Gather each line of the entries below that includes "biexponential".
-- Begin INPUT RECORDS --
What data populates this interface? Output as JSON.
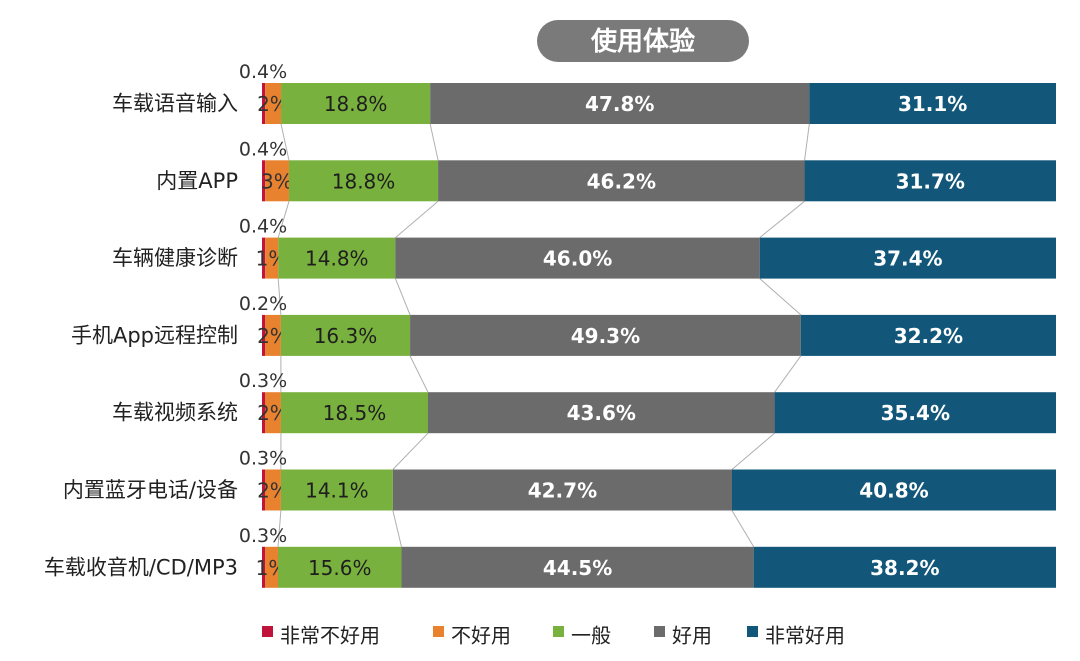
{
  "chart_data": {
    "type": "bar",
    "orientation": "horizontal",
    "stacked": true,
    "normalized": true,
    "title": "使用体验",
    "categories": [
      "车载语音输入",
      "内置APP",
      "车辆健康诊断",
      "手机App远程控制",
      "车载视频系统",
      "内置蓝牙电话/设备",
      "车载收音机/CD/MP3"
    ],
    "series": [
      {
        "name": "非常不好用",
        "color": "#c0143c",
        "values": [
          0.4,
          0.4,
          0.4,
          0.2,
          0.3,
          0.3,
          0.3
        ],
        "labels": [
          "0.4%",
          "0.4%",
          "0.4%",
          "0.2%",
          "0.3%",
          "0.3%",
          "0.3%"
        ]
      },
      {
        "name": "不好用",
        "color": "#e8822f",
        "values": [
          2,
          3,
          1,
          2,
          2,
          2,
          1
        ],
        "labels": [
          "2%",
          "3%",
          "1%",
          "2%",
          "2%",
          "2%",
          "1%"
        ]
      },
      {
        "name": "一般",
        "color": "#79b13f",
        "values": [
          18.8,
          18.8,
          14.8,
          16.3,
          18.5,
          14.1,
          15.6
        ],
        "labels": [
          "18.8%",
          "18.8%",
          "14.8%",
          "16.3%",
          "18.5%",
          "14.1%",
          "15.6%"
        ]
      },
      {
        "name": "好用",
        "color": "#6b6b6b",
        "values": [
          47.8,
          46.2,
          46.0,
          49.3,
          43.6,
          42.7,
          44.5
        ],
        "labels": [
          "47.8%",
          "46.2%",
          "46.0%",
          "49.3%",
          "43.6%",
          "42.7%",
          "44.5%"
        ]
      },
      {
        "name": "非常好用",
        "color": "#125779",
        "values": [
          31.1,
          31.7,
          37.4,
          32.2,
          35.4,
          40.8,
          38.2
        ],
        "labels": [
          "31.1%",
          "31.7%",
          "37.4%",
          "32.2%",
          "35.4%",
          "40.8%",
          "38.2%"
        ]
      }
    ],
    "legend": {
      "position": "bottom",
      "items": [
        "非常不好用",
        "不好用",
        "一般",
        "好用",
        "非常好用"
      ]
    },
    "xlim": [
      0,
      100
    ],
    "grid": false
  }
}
-- End INPUT RECORDS --
-- Begin INPUT RECORDS --
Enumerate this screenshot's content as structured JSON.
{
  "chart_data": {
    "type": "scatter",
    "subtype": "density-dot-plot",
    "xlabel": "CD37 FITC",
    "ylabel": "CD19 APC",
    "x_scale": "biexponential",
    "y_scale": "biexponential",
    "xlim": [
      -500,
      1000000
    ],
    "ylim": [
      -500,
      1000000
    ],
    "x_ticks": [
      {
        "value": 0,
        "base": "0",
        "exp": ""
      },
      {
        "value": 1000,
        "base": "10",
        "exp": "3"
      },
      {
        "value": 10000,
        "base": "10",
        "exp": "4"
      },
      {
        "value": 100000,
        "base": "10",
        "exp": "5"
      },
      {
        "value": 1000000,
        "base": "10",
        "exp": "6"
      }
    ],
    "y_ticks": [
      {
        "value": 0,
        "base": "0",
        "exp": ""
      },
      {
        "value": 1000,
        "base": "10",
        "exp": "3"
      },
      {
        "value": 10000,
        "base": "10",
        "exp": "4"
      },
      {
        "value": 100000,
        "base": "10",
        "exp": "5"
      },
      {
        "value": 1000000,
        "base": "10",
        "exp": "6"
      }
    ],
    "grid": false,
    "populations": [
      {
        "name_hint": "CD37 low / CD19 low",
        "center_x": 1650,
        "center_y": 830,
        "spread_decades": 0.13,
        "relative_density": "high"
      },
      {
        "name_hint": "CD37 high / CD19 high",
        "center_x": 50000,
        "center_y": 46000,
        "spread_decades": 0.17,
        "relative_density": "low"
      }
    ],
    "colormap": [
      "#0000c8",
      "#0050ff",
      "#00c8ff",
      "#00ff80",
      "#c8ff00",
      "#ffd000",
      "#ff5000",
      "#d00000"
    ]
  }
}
-- End INPUT RECORDS --
-- Begin INPUT RECORDS --
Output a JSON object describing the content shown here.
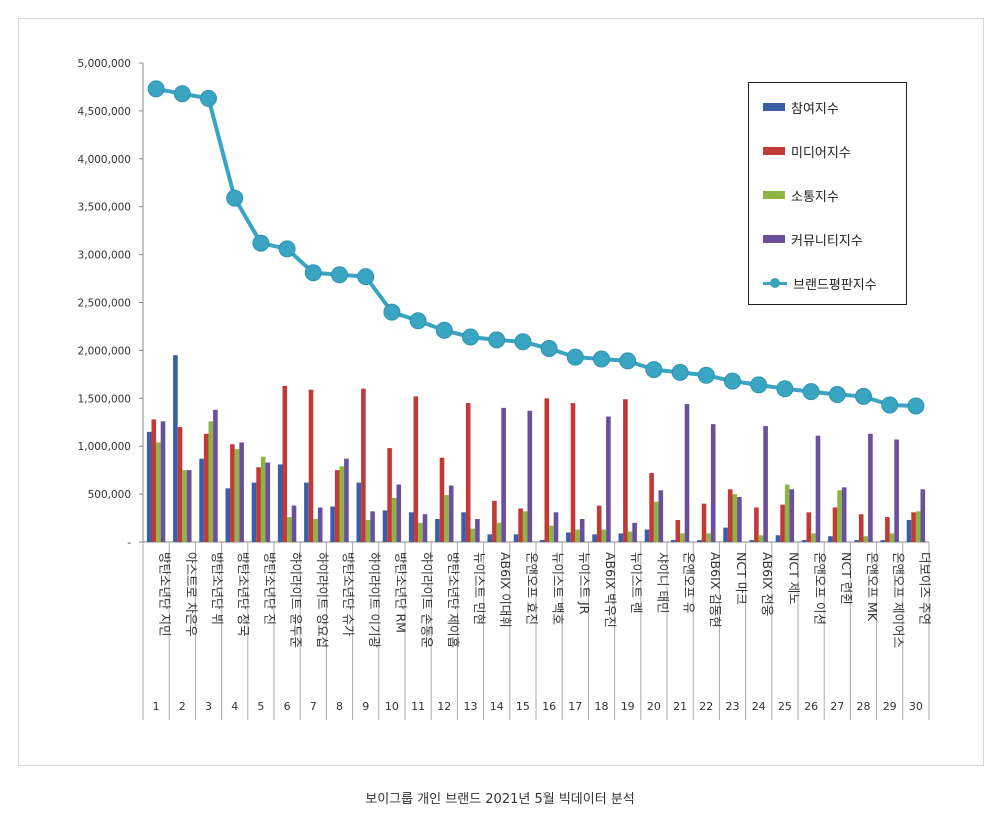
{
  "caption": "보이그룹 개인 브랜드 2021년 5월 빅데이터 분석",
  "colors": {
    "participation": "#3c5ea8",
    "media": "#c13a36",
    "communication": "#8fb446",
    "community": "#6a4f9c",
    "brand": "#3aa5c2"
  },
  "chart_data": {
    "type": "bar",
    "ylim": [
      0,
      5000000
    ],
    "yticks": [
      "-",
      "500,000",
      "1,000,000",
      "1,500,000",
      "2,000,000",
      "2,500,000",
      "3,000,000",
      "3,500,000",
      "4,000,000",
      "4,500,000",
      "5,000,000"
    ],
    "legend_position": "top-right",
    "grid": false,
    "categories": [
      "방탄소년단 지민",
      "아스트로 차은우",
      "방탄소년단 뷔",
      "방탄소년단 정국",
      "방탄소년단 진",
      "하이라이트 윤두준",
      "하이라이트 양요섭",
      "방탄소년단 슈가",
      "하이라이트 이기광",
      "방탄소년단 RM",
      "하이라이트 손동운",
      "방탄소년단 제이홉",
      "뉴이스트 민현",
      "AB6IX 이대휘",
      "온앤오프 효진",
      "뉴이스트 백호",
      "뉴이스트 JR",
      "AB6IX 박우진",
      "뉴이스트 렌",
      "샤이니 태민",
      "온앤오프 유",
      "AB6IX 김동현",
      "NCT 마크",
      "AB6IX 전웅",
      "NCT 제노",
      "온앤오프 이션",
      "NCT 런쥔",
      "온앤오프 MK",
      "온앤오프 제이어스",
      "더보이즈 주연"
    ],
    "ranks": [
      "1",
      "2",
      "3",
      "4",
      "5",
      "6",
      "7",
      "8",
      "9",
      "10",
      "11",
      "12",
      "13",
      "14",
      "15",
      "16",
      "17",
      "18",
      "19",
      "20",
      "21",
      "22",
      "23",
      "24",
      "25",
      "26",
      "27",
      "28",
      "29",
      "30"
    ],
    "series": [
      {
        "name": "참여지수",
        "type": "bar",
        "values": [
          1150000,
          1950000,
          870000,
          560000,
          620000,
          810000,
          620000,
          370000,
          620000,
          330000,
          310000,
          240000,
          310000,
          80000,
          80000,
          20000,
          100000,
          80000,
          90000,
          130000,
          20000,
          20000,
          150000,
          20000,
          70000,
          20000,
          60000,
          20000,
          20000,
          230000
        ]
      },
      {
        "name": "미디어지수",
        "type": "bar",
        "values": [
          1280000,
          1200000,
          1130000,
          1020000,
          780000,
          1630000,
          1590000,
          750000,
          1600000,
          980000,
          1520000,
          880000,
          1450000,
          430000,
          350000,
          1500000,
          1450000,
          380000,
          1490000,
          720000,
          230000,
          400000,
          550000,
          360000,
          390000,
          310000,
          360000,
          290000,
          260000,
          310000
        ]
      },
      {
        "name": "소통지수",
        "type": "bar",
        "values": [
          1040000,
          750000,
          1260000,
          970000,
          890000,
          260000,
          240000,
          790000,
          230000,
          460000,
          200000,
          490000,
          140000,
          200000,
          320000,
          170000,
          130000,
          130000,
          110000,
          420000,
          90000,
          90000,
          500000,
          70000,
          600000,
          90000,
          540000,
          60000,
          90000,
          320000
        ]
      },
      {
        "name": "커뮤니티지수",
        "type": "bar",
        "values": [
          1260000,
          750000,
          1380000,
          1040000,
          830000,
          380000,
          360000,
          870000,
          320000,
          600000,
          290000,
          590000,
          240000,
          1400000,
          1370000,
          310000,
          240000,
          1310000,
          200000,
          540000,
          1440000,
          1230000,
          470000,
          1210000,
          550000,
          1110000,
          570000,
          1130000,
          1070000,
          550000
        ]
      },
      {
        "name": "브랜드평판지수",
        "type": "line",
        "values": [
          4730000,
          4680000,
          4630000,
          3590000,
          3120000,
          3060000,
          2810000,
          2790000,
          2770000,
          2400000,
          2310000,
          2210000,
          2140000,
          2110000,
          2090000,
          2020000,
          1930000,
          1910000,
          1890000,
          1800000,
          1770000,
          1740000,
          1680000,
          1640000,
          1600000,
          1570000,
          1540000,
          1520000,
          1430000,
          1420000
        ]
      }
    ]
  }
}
-- End INPUT RECORDS --
TASK OUTPUT
    "x_scale": "biexponential",
    "y_scale": "biexponential",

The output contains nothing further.